**Directive**
Write out the lines from the one containing "time-range-6h[interactable]: 6h [1047, 12, 1080, 32]" through the one containing "breadcrumb-agents[interactable]: agents [268, 14, 307, 29]", substituting "clickable" for every "interactable" and leaving the rest unchanged.

**Image region annotations**
----

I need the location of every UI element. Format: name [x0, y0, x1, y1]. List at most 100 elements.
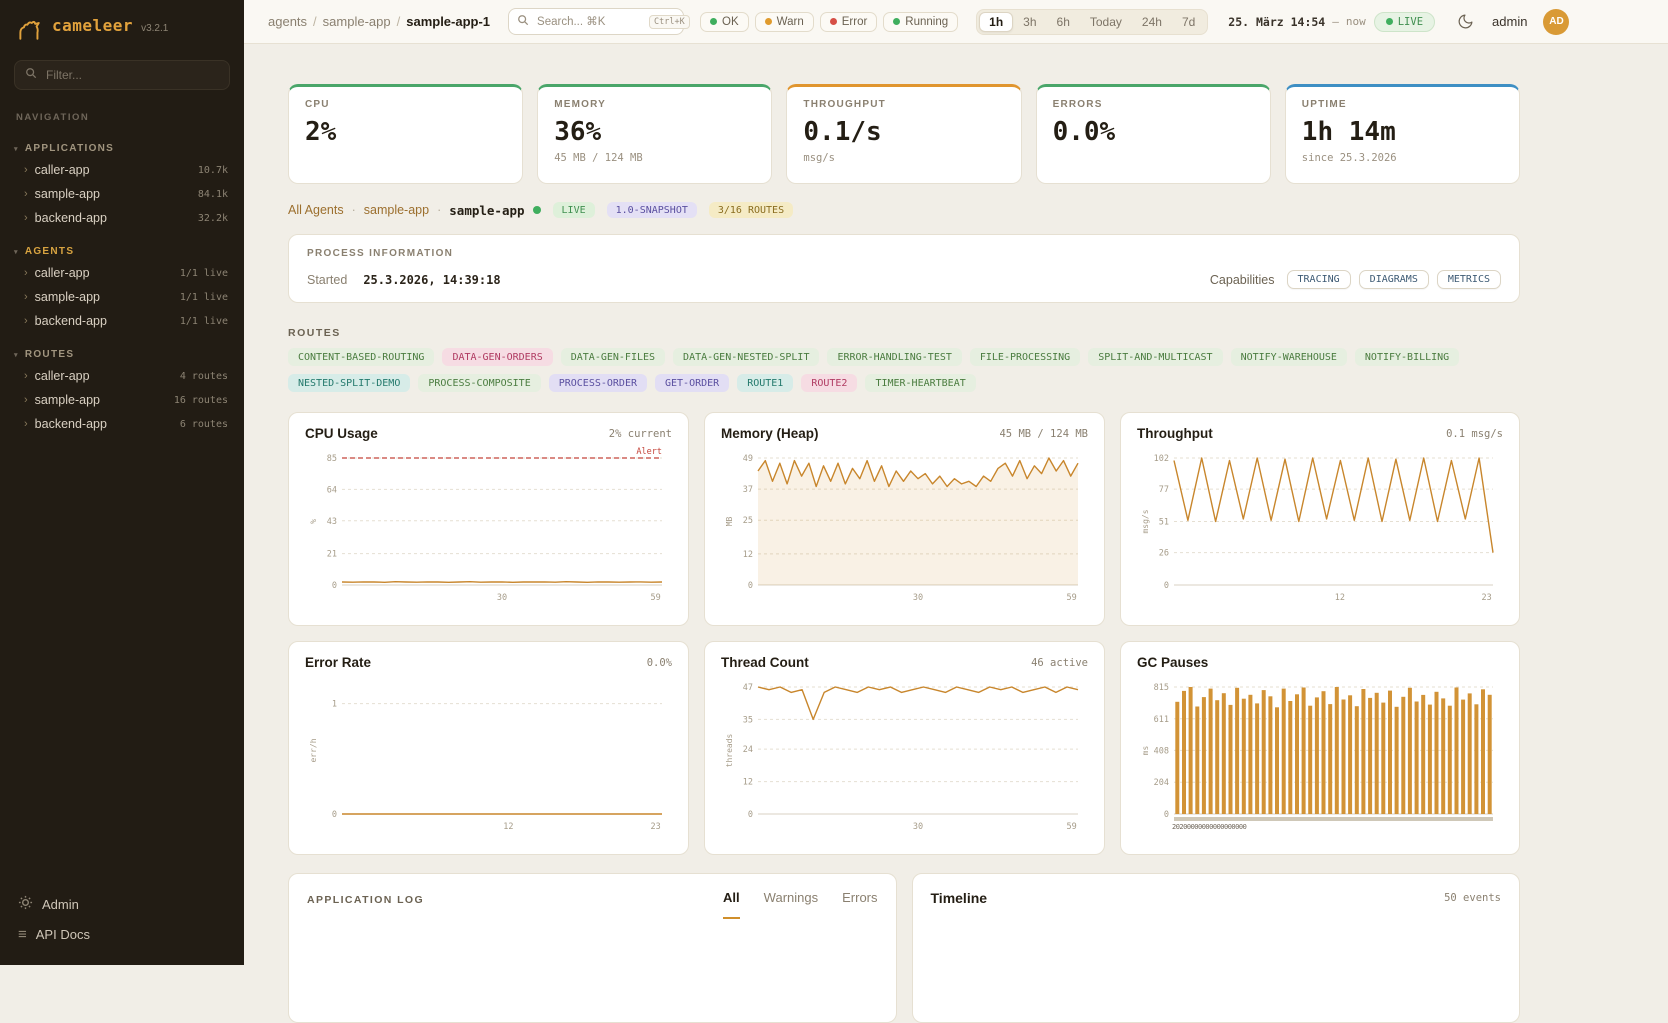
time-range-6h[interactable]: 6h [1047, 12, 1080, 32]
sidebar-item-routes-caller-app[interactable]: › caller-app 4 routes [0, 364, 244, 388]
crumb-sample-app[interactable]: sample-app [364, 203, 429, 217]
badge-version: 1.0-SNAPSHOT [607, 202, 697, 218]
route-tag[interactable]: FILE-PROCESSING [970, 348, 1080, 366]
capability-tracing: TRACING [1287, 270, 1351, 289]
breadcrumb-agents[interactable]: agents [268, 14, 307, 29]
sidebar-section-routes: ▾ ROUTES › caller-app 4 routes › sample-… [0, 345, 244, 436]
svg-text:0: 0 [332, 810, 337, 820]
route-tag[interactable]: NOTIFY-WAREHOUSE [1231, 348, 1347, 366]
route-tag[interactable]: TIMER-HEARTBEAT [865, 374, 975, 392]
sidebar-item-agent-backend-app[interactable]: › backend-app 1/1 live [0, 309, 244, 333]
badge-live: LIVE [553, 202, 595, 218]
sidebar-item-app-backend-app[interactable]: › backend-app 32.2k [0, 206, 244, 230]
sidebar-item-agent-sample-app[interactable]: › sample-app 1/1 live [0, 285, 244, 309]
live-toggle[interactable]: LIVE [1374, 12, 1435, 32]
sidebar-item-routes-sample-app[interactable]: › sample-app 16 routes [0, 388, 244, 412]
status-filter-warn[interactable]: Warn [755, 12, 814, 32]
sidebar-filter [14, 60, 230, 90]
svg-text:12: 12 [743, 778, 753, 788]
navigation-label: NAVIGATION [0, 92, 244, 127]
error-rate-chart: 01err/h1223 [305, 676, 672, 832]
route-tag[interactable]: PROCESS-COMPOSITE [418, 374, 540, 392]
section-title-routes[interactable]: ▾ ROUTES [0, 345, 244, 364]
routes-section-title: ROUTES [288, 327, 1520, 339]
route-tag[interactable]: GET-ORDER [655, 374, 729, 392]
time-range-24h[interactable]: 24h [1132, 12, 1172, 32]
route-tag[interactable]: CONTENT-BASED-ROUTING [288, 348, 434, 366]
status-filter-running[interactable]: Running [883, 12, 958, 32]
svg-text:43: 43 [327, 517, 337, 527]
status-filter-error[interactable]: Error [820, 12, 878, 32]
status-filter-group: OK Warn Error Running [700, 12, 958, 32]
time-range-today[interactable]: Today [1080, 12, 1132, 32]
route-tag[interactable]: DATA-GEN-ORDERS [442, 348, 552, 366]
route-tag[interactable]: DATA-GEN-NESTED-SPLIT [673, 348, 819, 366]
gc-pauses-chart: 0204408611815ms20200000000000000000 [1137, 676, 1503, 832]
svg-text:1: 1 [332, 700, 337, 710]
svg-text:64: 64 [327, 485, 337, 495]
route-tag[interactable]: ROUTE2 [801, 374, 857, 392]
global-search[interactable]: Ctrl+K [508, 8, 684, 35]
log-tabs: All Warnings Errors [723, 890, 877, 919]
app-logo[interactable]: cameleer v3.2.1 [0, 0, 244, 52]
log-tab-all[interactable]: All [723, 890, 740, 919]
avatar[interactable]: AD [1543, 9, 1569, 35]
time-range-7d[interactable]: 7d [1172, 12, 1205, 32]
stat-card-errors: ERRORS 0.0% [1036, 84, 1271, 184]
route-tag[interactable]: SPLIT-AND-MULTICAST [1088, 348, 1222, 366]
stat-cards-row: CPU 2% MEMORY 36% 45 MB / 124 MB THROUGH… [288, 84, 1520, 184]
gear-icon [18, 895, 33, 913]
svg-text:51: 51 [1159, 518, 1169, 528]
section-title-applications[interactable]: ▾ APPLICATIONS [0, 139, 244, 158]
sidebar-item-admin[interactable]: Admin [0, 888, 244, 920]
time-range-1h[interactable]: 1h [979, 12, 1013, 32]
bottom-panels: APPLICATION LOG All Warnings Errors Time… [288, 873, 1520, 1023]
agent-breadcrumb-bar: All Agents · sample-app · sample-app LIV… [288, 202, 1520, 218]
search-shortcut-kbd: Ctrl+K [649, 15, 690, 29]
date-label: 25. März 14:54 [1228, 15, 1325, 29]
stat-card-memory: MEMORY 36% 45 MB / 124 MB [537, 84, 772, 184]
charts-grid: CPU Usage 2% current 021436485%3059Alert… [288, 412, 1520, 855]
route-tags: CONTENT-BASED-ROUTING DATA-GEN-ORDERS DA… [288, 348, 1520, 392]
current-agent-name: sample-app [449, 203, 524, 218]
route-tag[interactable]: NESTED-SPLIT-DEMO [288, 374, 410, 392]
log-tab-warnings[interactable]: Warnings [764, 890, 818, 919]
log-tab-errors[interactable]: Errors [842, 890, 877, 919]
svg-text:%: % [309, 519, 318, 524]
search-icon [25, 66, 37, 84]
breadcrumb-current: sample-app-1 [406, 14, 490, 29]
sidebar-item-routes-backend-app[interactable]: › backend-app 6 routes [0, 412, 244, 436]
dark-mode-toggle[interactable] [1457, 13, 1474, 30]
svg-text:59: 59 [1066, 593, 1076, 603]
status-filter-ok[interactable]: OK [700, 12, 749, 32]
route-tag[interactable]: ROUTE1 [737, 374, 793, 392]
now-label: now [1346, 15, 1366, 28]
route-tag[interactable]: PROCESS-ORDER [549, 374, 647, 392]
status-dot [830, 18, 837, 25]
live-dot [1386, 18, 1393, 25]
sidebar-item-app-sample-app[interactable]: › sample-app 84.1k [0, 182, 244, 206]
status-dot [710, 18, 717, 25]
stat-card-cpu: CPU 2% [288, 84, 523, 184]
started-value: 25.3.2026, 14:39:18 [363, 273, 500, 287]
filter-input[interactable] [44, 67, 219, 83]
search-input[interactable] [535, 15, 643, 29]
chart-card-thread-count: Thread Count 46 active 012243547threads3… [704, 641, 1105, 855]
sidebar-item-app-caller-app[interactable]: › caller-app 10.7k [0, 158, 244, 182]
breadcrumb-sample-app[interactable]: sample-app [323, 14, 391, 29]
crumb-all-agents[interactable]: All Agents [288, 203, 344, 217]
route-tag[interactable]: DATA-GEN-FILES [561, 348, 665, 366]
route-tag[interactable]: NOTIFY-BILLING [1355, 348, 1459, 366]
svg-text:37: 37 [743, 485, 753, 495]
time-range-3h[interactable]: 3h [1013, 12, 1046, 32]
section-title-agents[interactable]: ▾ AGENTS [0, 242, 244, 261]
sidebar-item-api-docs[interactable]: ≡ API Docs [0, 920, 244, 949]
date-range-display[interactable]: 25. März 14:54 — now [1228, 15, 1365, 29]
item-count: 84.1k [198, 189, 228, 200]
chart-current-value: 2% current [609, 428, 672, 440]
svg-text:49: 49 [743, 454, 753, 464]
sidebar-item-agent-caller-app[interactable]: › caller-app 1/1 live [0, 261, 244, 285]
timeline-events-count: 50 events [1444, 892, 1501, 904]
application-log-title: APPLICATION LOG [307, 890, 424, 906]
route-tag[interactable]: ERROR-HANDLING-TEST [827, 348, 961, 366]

----

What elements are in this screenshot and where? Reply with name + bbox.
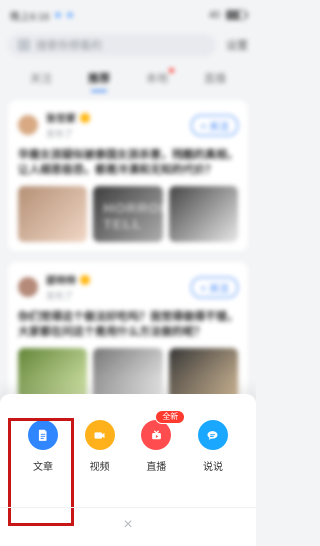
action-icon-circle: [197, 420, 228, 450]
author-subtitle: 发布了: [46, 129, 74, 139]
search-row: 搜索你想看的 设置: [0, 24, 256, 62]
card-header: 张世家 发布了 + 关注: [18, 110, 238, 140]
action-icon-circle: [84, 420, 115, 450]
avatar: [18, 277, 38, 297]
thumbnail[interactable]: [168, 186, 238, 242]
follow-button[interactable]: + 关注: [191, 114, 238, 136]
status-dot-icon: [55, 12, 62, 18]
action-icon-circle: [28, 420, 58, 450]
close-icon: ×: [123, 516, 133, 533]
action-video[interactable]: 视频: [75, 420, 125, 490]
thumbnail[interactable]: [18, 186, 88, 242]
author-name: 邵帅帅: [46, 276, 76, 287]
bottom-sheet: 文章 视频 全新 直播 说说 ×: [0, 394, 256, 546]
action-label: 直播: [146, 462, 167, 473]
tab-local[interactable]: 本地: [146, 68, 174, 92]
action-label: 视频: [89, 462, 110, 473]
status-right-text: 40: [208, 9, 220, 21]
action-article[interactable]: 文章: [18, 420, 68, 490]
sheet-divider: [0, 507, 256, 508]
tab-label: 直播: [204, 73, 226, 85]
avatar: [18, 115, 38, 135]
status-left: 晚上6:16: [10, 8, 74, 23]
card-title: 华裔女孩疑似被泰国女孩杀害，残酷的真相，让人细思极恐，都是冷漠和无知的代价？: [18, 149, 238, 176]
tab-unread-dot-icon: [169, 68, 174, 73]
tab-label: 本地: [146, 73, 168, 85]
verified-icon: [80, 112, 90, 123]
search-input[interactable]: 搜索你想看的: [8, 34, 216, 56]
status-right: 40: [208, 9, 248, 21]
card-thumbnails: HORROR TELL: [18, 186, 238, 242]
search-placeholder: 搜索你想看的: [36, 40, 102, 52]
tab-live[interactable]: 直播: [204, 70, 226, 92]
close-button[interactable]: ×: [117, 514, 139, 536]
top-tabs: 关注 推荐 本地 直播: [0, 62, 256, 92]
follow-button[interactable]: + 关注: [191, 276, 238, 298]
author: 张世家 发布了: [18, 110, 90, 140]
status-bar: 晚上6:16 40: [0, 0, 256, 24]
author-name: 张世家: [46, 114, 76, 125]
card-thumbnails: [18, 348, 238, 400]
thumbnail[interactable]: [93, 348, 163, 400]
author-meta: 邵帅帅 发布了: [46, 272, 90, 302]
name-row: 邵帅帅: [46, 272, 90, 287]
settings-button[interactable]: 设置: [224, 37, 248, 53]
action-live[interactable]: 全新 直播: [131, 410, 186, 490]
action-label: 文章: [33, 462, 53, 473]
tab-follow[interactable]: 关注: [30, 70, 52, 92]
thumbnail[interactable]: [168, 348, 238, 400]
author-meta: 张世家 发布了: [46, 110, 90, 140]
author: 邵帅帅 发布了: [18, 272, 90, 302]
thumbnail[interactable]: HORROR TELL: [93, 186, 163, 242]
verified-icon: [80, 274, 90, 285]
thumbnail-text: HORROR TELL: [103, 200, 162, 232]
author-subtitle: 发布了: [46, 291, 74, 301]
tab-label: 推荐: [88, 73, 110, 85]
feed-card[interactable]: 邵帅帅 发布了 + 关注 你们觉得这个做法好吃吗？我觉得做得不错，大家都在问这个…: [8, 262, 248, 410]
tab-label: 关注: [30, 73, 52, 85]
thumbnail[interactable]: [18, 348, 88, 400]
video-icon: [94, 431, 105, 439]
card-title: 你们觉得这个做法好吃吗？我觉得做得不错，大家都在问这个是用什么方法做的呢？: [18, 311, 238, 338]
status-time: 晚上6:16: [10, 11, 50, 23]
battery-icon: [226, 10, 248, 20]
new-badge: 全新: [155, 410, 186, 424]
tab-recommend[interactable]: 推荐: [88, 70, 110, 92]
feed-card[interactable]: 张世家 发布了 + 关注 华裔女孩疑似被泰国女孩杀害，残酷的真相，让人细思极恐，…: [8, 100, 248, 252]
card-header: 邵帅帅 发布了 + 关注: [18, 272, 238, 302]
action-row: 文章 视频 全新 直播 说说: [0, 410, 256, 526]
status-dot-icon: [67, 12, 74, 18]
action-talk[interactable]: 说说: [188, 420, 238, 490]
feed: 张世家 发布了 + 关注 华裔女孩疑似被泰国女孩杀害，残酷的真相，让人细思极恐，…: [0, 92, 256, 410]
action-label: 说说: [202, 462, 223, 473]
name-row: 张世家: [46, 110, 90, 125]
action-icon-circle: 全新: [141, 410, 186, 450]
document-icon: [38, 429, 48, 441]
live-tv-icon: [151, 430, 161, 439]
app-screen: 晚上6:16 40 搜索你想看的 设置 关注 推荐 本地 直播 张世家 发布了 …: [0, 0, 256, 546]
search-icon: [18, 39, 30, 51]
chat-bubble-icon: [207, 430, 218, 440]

----

**Finished exercise**
time-range-6h[clickable]: 6h [1047, 12, 1080, 32]
sidebar-item-routes-caller-app[clickable]: › caller-app 4 routes [0, 364, 244, 388]
crumb-sample-app[clickable]: sample-app [364, 203, 429, 217]
badge-version: 1.0-SNAPSHOT [607, 202, 697, 218]
route-tag[clickable]: FILE-PROCESSING [970, 348, 1080, 366]
capability-tracing: TRACING [1287, 270, 1351, 289]
breadcrumb-agents[clickable]: agents [268, 14, 307, 29]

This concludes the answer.